**Jobs**
1. According to the blog post on the decline of journalism, what was the main reason Jonathan Petre was sacked from the Daily Telegraph? Explain in one to three sentences.
2. Go on with the blog post on the decline of journalism, starting after its final sentence about the long chats during the difficulties at the Cathedral.

Friday, April 18, 2008

Journalism in decline?

The decline of journalism is the theme in two very different articles this week in the church press. The Church of England Newspaper carries a piece by Andrew Carey on the discovery that there are more people working in PR than there are journalists. The other, by Andrew Brown in the Church Times, highlights one specific and highly lamentable example of this – the sacking of Jonathan Petre as religious affairs correspondent on the Daily Telegraph.

Andrew Brown, speaks passionately about the main reason for the sacking - the Telegraphs moves to a more ‘tabloid’ approach to newsgathering. The editors will decide on what the stories are and the journalists will provide the words to go with them. It saves money but the casualty – apart from gainful employment for some very good journalists – is truth. It’s sadly ironic that we were given an insight into this change in approach when diocesan communicators visited the swanky new Telegraph offices at Victoria last November. Jonathan was there, giving up his time to get to know us and to explain about his work, little knowing what was to befall him.

In his Church Times article, Andrew speaks about the hole it leaves in religious reporting on national newspapers. In his view Jonathan was the best informed specialist working on the dailies, he was trustworthy, authoritative and respected as an honest broker.

I've known Jonathan for several years and had a good professional relationship, having an odd drink together after a hectic day at General Synod. (See picture with JP just beyond Ruth Gledhill (on the left side of pic about half way up ) at work during a debate). My own experience of Jonathan was certainly that he was indeed “one of the good ones, the unsung professionals like ship’s engineers, who make all the pomp and ceremony possible in the first-class lounge.” After the 7/7 bombers were identified as coming from up here, he was the only religious correspondent to take the train to Leeds and find out what was really going on. During our difficulties at the Cathedral he would regularly call me for long chats to try and get the low-down.

A run of data:
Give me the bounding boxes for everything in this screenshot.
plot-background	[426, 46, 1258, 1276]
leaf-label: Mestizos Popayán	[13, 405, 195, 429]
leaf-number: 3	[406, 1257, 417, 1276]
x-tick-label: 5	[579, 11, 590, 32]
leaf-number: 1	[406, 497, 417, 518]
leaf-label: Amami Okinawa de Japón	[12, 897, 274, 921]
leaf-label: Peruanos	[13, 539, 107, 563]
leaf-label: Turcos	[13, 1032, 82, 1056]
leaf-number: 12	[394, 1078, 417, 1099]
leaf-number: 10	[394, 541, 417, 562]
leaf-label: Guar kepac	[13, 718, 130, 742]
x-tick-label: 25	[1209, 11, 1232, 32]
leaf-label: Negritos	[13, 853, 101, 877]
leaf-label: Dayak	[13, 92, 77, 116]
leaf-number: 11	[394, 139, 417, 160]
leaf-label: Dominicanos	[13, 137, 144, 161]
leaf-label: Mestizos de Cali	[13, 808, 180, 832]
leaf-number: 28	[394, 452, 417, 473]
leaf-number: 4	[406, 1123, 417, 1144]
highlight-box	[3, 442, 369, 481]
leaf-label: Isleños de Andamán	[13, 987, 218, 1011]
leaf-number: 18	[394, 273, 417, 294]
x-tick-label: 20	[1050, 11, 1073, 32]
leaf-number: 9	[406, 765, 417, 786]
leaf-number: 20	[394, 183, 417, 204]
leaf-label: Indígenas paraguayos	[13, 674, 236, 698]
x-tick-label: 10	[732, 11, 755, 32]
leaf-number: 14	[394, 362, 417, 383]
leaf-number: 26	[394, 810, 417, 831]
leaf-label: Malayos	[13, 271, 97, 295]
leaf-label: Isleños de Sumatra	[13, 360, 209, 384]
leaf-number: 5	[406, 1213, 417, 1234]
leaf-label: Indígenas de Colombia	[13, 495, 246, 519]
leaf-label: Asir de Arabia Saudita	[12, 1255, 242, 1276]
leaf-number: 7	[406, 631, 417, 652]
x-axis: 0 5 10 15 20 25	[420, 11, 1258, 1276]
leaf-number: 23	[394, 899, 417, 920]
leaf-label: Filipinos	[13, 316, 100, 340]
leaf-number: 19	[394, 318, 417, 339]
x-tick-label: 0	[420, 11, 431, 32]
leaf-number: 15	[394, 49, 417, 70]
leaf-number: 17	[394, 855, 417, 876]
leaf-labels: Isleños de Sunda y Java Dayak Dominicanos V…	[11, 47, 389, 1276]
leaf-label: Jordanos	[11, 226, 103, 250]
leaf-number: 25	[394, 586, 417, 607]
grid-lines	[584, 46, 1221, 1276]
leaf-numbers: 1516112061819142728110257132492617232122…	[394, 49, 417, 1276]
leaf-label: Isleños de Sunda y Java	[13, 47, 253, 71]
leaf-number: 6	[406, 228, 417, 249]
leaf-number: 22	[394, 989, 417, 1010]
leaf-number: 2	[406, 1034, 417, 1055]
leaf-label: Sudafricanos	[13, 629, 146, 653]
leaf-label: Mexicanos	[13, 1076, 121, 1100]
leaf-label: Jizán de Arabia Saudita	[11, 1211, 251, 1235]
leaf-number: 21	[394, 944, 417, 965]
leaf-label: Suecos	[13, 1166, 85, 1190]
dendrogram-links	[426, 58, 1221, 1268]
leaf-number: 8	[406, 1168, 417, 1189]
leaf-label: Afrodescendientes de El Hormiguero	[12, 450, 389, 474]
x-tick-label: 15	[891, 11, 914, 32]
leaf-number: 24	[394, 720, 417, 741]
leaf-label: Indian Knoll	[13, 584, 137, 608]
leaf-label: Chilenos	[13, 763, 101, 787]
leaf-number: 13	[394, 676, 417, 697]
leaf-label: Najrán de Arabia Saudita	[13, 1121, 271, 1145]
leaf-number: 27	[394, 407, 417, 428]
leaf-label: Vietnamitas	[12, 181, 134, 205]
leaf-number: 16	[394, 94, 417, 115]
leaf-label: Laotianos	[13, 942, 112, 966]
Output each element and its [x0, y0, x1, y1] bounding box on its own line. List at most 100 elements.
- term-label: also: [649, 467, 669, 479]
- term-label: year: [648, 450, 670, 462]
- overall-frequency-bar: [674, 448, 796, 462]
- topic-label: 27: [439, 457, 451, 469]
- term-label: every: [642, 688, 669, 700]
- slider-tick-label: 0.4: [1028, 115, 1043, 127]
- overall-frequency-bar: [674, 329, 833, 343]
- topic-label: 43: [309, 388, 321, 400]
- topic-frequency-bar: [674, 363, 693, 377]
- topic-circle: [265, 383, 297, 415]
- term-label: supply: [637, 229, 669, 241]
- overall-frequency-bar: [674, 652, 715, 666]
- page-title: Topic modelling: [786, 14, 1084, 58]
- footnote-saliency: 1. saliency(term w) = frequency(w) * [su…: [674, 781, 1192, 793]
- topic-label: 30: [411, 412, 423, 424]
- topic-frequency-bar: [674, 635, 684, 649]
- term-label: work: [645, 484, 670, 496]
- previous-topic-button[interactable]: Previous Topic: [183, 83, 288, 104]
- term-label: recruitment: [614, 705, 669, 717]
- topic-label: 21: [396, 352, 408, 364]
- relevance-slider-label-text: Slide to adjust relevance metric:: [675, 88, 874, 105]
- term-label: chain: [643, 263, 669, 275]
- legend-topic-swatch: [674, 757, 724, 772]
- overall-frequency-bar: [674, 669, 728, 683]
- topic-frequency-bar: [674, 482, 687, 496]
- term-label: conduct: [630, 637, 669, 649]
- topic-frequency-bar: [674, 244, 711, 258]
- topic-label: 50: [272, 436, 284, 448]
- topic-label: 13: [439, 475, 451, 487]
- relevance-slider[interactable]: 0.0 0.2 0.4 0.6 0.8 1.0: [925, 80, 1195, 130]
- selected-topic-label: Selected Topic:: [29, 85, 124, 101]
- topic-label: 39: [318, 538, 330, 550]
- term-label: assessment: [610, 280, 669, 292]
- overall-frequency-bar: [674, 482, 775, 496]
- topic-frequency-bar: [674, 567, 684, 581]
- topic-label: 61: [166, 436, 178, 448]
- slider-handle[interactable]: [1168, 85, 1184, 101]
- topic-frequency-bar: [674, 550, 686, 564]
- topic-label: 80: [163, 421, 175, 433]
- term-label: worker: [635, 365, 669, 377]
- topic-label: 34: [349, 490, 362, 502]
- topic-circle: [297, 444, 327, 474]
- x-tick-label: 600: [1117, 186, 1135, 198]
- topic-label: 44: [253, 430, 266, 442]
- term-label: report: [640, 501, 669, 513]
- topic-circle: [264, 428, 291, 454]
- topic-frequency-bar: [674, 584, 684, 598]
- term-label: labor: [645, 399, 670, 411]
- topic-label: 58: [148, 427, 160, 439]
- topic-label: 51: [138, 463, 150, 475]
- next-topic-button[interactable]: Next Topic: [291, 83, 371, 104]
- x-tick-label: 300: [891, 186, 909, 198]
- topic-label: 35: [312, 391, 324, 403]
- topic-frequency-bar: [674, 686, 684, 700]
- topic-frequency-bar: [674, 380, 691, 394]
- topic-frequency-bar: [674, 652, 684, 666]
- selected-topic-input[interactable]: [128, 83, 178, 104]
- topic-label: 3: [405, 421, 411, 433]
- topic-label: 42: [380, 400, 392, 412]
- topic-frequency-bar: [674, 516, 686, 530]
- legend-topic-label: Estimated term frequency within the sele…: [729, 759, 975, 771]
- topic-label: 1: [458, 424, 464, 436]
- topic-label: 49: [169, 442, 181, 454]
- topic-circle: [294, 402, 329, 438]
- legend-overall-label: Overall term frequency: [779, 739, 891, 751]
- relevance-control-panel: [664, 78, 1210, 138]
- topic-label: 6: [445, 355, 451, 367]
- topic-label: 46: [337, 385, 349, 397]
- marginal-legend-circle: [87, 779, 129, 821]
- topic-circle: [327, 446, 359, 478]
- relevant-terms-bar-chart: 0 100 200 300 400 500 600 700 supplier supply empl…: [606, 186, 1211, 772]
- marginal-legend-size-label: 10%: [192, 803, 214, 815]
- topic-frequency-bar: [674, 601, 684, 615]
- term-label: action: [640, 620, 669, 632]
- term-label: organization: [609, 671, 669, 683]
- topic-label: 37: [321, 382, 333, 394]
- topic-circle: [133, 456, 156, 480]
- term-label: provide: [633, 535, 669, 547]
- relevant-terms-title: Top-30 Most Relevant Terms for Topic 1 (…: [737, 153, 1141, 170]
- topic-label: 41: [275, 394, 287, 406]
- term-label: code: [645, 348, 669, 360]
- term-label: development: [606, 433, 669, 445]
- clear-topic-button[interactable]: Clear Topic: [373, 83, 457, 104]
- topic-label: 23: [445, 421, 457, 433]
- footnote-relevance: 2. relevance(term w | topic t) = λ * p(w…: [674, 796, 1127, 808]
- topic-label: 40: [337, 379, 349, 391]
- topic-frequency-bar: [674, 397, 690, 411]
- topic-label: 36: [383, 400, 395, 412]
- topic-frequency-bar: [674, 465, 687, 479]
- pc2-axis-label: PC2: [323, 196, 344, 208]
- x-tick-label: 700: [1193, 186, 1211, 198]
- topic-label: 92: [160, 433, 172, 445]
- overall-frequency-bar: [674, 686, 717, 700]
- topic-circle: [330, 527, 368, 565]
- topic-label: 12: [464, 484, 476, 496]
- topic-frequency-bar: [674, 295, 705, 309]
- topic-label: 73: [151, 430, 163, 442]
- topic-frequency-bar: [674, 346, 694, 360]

**Answer list**
1. The main reason was the Telegraph's move to a more "tabloid" approach to newsgathering. Under it, editors decide what the stories are and journalists provide the words to go with them, which saves money.

2.
That’s not to say that Jonathan didn’t have his own ‘Daily Telegraph shaped’ agenda. Clearly he wasn’t always interested in the good news stories we churn out – but then what national newspaper is? If he did follow up a press release it was usually to pose a sharp question I’d hoped might be overlooked (eg if the Bishop is moving house from Ripon to Leeds won’t that put the noses of those in the north of the diocese out of joint?) While up in Beeston he seemed keen to focus on whether the local mosques were hotbeds of radicalism, not only a rather dangerous question to be asking anywhere in earshot of LS11 at the time, but at odds with the emphasis we wanted to put on moderate Christians and Muslims working together.

But I am very sad too at the news, and I wish Jonathan and his wife well, hoping he very quickly gets snapped up by a more discerning ‘information centre’ as newspaper offices will soon be called.

There are now 47,800 people employed in public relations - verses 45,000 journalists, according to Andrew Carey (though thanks to the Daily Telegraph, the figure is now presumably 44,998). Andrew is astounded, and laments the effect this will have on the independence of the press and the “blurring of the impartiality of the media”. Do my eyes deceive me!? The words ‘impartiality’ and ‘media’ have never sat well together, and an ‘impartial newspaper’ is an oxymoron. Newspapers were never interested in reporting our good news or our press releases, unless we are talking about the local rag with one cub reporter on a job creation scheme. I can personally count on the fingers of one hand the number of times a TV crew from regional news has turned up at an event I’ve been involved in publicising in the last two years. That’s why organisations have always had to employ PR officers to play the media game, creating statistics, carrying out surveys, paying celebrities, engineering controversy, all to catch the eye of the editor.

Part of the reason for fewer journalists and more PR professionals is the decline of newspapers and the growth in new media. Newspapers themselves tacitly acknowledge this as they downsize their traditional journalism staff while employing more video and web specialists for newly created video departments, websites and ‘information hubs’. The spin off is that well meaning organisations and charities can begin to rely less on the vagaries and mood swings of journalists, newspaper editors and media bosses to transmit their news. After all, why does the audience need to go to a newspaper’s brand new all-singing all-dancing website when they can Google the topic and go direct to horses mouth on an equally well produced web page. The playing field is levelling out. Will there be any place for professional journalists at all in a future of citizen journalism and home grown internet tv?. Perhaps, in the not too distant future, we will laugh at the way we had to rely on BBC Look North to turn up before anyone heard about the new Bishop, chuckle ruefully at the way we had to try and catch the eye of a reporter to get a new campaign into the public eye. In the words of Bob Dylan, The Times (and the Telegraph) they are a changing.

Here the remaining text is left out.